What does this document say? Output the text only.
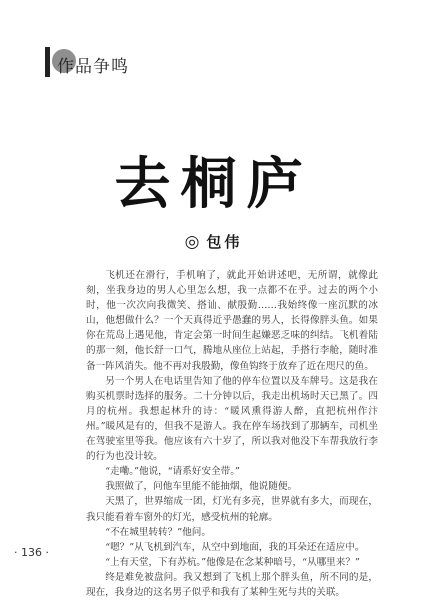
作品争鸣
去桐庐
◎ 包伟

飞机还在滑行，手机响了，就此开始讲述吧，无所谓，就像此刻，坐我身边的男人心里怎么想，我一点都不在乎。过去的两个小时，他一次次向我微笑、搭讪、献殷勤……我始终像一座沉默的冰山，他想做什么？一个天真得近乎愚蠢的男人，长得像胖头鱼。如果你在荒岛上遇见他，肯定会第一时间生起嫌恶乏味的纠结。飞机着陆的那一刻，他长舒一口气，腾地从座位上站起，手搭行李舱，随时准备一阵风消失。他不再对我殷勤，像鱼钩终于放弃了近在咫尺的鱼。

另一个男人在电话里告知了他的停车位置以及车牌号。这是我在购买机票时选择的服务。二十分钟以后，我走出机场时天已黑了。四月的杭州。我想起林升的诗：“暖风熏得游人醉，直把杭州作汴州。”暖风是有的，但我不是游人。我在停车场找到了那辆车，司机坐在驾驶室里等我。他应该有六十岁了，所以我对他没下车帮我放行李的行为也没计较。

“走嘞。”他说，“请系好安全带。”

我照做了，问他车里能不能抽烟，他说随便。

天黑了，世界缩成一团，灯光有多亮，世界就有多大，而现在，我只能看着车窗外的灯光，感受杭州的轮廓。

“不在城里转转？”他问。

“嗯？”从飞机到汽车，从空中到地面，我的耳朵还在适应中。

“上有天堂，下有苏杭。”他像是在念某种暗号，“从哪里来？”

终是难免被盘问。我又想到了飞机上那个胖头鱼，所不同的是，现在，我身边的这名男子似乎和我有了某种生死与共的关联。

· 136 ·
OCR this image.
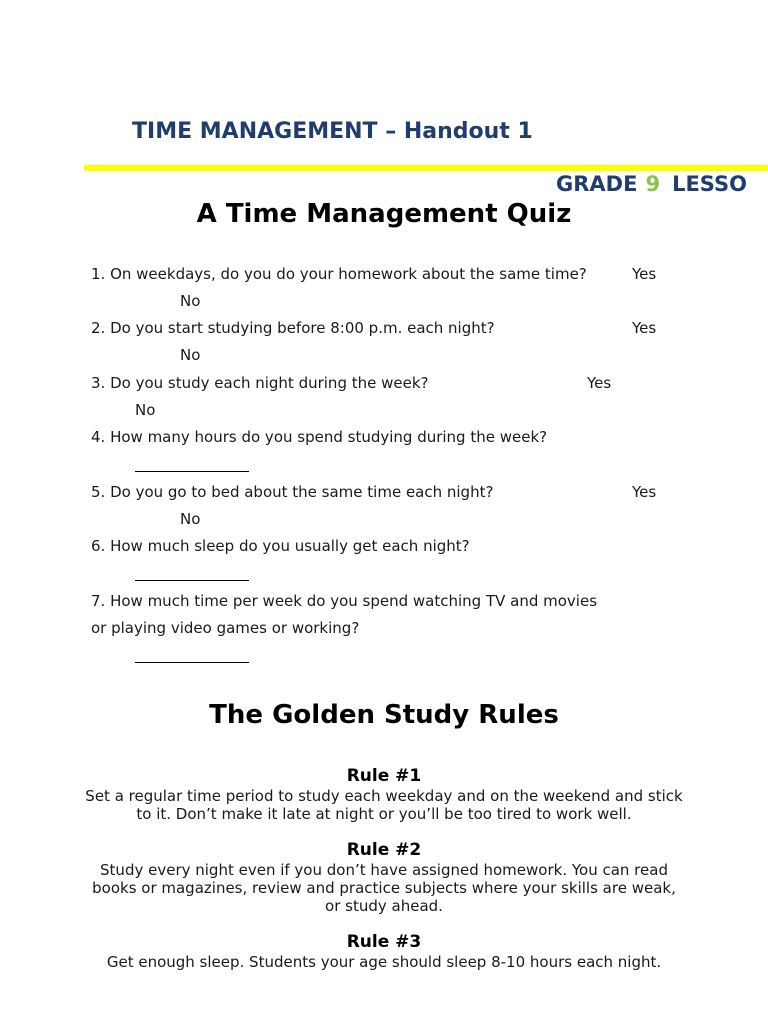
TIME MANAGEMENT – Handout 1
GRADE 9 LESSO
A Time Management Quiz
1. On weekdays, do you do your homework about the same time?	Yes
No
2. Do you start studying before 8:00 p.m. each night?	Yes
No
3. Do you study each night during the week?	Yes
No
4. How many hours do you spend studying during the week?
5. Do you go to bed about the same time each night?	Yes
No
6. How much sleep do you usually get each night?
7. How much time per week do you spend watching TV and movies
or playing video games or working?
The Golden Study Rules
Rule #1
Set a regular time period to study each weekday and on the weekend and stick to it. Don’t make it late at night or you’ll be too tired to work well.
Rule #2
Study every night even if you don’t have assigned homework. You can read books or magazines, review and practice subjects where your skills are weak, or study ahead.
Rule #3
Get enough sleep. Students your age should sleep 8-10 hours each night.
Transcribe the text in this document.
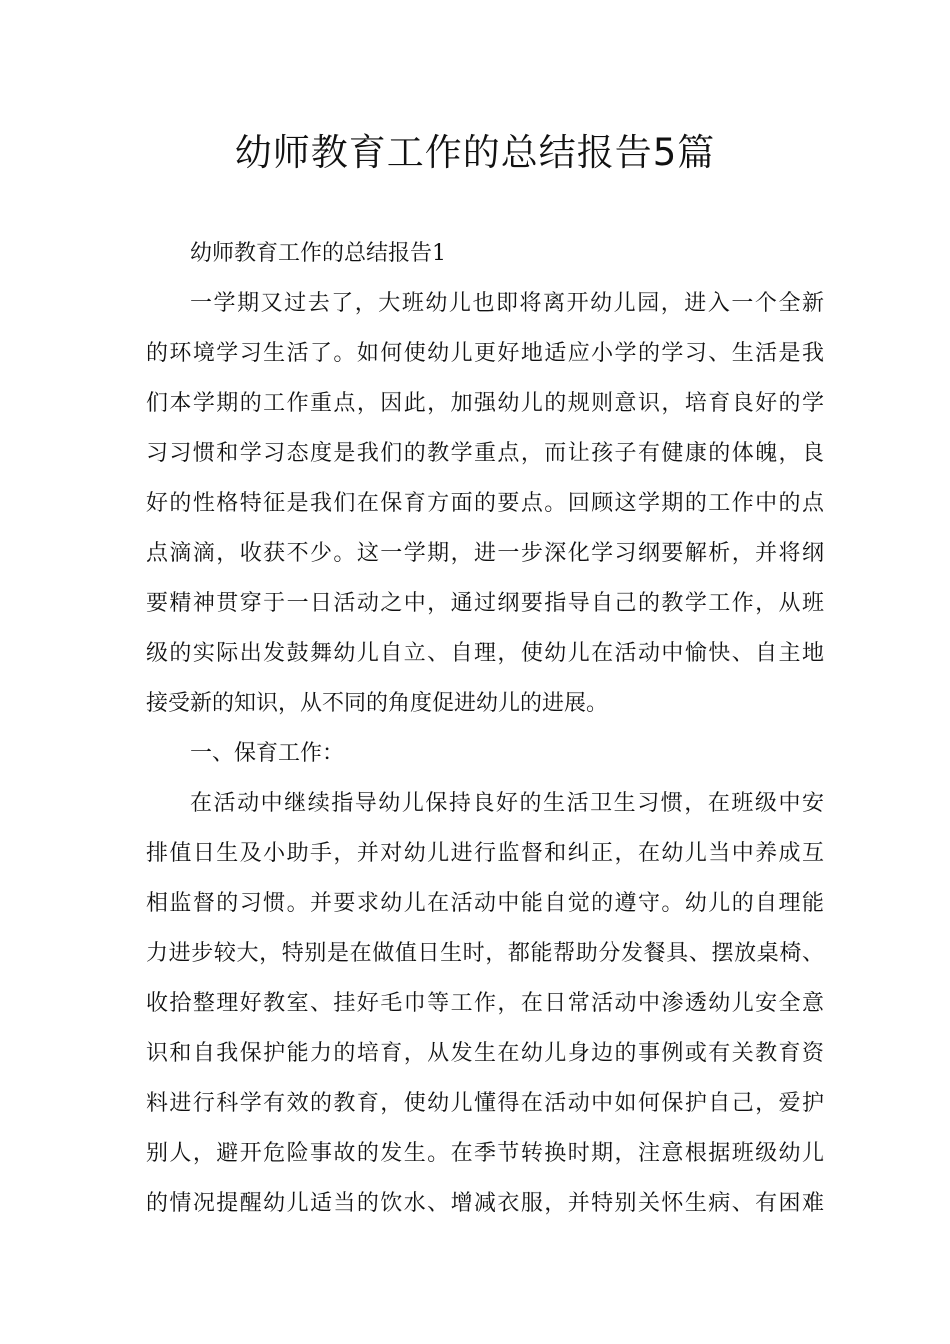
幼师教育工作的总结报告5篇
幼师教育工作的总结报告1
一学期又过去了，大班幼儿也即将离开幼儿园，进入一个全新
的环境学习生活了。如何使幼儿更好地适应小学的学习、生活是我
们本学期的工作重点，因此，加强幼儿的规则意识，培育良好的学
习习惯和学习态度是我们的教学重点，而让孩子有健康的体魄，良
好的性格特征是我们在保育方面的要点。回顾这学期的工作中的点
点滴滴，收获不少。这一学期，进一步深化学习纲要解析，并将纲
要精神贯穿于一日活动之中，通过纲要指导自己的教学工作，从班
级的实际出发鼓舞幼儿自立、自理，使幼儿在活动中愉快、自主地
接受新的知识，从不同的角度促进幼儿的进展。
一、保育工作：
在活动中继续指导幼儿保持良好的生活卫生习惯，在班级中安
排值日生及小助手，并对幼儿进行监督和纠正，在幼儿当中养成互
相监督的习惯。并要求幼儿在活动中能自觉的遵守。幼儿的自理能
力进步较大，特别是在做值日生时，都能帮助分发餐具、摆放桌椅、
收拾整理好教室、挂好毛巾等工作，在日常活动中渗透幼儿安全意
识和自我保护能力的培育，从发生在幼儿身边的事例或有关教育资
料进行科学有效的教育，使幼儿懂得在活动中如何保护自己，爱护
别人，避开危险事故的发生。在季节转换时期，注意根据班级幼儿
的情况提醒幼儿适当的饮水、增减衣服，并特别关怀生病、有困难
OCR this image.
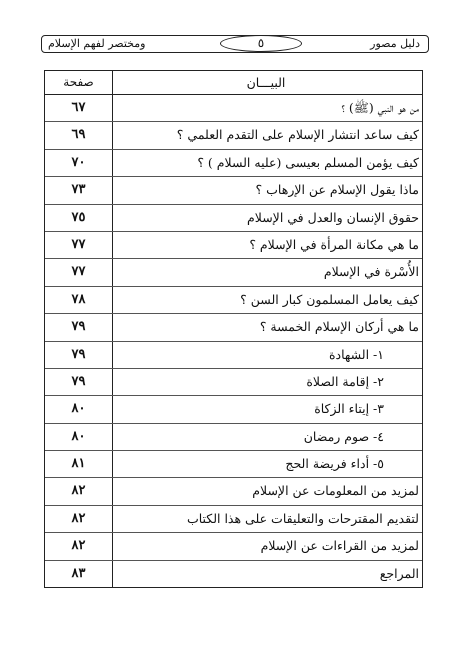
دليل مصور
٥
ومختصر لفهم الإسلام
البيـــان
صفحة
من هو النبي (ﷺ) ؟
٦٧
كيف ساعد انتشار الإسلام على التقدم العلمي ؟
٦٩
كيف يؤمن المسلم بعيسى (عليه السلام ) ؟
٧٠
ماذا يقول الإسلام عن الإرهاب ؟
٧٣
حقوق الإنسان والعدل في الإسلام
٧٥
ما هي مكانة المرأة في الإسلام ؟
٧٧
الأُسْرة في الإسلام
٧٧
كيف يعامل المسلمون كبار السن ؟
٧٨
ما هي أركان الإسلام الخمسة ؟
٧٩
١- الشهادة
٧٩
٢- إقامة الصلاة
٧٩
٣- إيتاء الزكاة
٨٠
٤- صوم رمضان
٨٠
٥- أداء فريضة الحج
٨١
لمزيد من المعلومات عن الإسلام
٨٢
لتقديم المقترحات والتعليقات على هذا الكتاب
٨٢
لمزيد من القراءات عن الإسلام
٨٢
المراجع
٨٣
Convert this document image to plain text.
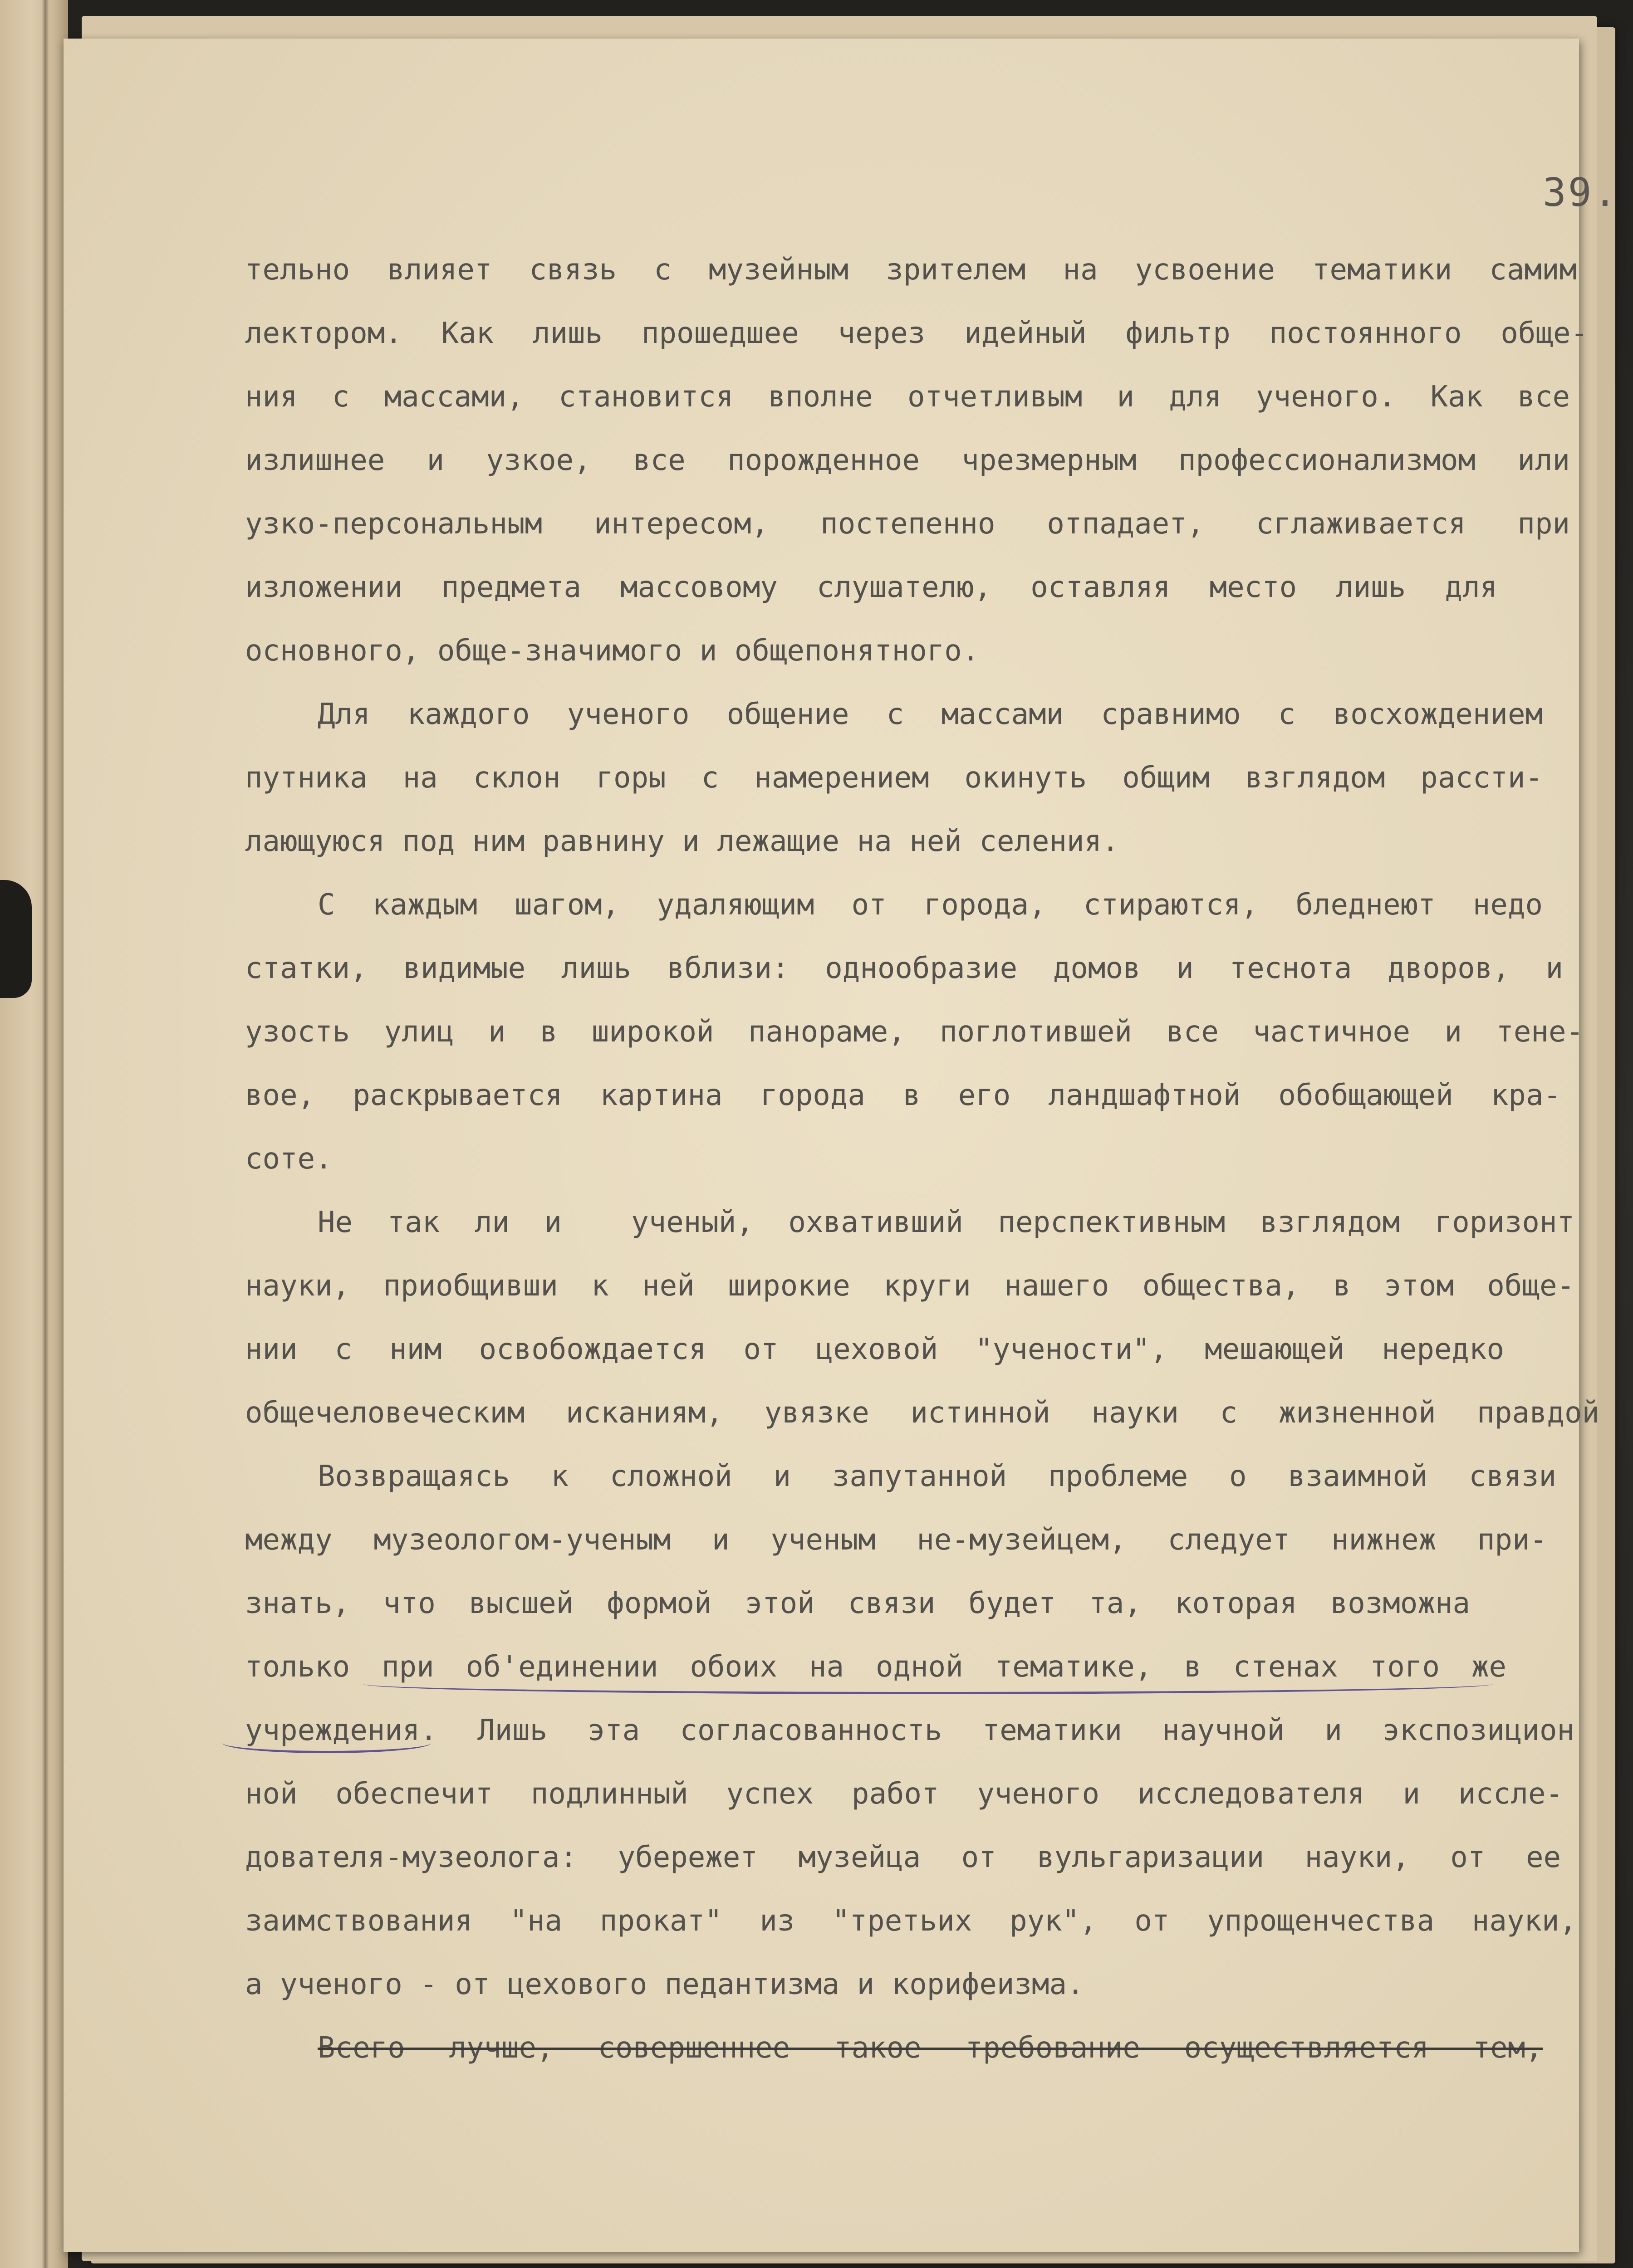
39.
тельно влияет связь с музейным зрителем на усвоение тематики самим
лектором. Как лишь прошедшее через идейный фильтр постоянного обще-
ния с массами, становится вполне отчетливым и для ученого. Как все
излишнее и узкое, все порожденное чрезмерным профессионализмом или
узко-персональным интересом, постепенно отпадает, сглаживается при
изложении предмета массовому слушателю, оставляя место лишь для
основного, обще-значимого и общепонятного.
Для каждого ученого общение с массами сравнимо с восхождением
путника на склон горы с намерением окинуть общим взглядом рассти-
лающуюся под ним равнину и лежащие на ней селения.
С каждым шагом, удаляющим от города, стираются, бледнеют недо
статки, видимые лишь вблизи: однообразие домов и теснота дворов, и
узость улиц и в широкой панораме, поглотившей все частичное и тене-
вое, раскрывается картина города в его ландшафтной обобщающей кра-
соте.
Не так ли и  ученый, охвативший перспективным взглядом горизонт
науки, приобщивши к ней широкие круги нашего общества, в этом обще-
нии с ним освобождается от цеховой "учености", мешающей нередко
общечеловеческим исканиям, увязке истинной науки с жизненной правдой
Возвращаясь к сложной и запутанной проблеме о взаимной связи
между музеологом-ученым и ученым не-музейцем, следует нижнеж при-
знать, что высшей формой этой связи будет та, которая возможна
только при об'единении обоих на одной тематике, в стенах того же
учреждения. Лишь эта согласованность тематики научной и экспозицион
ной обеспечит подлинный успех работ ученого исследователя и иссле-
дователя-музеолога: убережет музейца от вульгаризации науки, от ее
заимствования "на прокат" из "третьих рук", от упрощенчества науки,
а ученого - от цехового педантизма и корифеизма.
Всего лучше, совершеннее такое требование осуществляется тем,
################
*Exercise objective*: Report the count of lines in the entries that contain the string "this", and nothing besides it.

*Response to the task*: 5